ВЫБРАННЫЙ ОТРЫВОК »

НОВОСТИ    БИБЛИОТЕКА    ССЫЛКИ    О САЙТЕ


предыдущая главасодержаниеследующая глава

9. Репетиции

Прилетев в Монреаль, я понял, что у нас снова не будет хорошей базы. Меня сочли меценатом и не стали соблюдать правил игры. Не хотели понять, что мы не какие-то хиппи, которые приезжают сюда с целью запастись материалом для нескончаемых историй, рассказываемых то в одном доме, то в другом - неплохая кормушка! Выступать в роли «звезд» рискованно, и единственный способ избежать паразитизма - это быть профессионалом. Тазиев, Кусто, Поль-Эмиль Виктор это отлично знали.

Все-таки мы отправились к Гудзонову заливу. Проведя там несколько дней, я убедился, что меня хотят околпачить. Чета Жанишон совершенно не интересовалась ни борьбой с холодом, ни путешествием под парусом. Поскольку материально мы друг от друга не зависели, то я решил идти к цели без них, и через неделю мы расстались.

Конечно, мой цельный и импульсивный характер не сулит покоя. Порой энтузиазм выливается во вспышки гнева и окрики, а чувство ответственности делает человека жестким. По-моему, надо уважать самого себя и тех, кто тебе доверился, и «выкладываться» полностью.

Итак, мы с Венсаном остались вдвоем, лицом к лицу с буранами, скалами и морем, в дощатой лачуге 6x4 метра, где термометр показывал 20° ниже нуля. Печь и газовая плитка не могли обогреть нашу хижину, и по ночам я дрожал от холода на своей койке. Окна, как в тюрьме, забраны решетками (для защиты от медведей). Здесь, в 30 километрах от ближайшего жилья, мы начнем новую полярную навигацию при 35-градусном морозе и ветре, дующем со скоростью 55 километров в час.

Сначала при той же температуре я провел несколько ночей в изотермической палатке, чтобы проверить свою выносливость на холод, оставив полог тамбура палатки приоткрытым. Жестокое испытание! Воздух леденил кожу, и я забывался сном лишь на несколько минут, чтобы проснуться с ощущением боли в легких, переходящей в сильное жжение. Опыт этих ночей в палатке побудил меня позже предпочесть эскимосское иглу.

Другой весьма интересный эксперимент был проделан в течение тех же нескольких дней, которые мы провели с Венсаном в этой хижине. Поскольку из-за недостатка времени я не мог себе позволить длительную разведку маршрутов сквозь нагромождения льдин, то решил усовершенствовать способ наблюдения на расстоянии. В условиях, когда естественные возвышенности отсутствуют, их мог заменить воздушный змей парашютного типа. При скорости ветра не менее 40 километров в час, обычной для этих мест, я мог с помощью полиспаста подниматься на высоту около трети троса, укрепленного на ледовом якоре.

ИСХОДНЫЕ ЗАПИСИ »
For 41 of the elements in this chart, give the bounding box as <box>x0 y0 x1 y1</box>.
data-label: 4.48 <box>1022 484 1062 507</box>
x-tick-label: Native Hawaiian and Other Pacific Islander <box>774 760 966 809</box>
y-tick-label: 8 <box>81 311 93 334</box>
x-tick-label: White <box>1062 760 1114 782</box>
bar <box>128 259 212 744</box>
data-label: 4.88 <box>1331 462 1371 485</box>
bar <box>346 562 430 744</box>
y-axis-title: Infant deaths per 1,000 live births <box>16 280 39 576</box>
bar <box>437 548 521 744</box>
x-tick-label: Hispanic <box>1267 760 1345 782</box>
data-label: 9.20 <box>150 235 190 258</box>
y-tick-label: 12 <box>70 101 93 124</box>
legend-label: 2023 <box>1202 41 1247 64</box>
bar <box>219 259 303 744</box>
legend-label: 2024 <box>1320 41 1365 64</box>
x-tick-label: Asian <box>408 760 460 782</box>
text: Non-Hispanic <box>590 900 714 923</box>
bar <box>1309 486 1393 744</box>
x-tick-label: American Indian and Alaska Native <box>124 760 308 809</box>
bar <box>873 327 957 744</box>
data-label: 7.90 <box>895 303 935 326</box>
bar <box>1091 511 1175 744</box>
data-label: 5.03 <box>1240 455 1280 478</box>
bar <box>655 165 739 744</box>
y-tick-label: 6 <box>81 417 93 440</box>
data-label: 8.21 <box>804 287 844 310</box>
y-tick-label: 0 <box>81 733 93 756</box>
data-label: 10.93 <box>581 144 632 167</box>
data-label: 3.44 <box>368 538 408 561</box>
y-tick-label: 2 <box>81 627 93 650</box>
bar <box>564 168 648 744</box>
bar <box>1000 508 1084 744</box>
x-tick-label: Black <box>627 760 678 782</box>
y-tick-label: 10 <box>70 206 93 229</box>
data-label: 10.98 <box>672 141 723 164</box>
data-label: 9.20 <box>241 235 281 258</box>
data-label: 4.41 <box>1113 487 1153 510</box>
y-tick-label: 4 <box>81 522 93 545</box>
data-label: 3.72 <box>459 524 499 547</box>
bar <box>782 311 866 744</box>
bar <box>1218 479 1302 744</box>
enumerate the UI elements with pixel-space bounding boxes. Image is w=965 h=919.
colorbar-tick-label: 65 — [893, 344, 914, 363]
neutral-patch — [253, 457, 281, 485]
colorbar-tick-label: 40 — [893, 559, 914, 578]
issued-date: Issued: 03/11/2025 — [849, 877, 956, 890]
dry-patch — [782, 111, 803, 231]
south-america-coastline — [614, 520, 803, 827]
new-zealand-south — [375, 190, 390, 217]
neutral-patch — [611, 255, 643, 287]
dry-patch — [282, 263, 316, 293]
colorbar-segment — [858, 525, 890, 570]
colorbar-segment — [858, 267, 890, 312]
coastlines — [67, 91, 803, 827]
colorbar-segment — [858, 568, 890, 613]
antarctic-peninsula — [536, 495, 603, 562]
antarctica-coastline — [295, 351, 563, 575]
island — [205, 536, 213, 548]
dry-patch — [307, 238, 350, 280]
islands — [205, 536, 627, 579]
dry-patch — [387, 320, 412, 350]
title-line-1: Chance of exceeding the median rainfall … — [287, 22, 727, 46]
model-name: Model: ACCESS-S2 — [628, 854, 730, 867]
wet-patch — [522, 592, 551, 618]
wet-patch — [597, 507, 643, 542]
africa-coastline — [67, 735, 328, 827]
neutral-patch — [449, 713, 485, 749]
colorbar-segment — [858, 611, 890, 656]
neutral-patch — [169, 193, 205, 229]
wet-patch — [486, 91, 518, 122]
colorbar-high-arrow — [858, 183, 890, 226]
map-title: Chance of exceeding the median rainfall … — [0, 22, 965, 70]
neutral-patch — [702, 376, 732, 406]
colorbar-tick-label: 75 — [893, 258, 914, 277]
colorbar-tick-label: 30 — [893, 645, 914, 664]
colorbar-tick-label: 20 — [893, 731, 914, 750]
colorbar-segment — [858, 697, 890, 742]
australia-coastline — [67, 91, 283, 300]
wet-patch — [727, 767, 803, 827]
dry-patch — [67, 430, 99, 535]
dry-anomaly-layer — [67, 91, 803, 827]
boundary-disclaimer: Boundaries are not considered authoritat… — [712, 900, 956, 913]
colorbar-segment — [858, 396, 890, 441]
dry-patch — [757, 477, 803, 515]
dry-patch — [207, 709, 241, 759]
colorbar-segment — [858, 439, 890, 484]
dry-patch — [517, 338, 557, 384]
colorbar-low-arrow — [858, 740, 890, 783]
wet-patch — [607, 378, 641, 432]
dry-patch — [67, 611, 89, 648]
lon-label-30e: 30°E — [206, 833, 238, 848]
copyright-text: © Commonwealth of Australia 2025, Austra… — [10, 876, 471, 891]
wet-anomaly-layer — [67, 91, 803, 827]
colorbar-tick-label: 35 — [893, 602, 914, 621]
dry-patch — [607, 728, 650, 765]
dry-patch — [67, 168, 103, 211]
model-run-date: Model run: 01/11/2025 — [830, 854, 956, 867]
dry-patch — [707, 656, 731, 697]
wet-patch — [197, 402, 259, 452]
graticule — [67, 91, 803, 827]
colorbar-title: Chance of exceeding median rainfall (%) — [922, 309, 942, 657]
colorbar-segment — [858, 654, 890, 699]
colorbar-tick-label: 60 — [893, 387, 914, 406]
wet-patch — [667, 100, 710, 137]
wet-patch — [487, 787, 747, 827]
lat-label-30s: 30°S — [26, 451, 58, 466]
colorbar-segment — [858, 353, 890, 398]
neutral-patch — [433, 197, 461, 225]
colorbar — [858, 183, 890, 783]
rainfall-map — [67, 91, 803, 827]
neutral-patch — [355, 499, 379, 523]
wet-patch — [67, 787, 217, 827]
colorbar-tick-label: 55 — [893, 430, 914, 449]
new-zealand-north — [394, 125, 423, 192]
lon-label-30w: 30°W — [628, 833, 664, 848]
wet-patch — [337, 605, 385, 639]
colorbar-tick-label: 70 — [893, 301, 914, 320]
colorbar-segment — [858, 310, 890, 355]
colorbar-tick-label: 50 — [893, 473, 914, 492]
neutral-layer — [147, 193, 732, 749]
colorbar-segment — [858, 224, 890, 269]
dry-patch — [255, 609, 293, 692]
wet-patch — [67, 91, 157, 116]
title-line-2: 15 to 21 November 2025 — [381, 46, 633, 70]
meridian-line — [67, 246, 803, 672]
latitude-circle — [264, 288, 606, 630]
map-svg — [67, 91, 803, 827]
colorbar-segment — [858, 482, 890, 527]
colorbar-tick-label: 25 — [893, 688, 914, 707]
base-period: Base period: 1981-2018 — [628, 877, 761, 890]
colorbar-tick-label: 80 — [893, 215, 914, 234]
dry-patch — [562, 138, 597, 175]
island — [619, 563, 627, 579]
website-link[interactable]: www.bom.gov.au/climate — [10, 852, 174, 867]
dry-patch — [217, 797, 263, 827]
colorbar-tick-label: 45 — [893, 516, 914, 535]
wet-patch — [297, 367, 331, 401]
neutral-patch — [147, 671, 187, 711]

НАД ЧЕМ РАБОТАТЬ »
Извлеките из отрывка о репетициях всё, что идёт от слов «9. Репетиции» вниз до слов «это отлично знали.» включительно, без единого изменения. Записи здесь никакой роли не играют.

ВЫПОЛНЕННОЕ ЗАДАНИЕ »
9. Репетиции

Прилетев в Монреаль, я понял, что у нас снова не будет хорошей базы. Меня сочли меценатом и не стали соблюдать правил игры. Не хотели понять, что мы не какие-то хиппи, которые приезжают сюда с целью запастись материалом для нескончаемых историй, рассказываемых то в одном доме, то в другом - неплохая кормушка! Выступать в роли «звезд» рискованно, и единственный способ избежать паразитизма - это быть профессионалом. Тазиев, Кусто, Поль-Эмиль Виктор это отлично знали.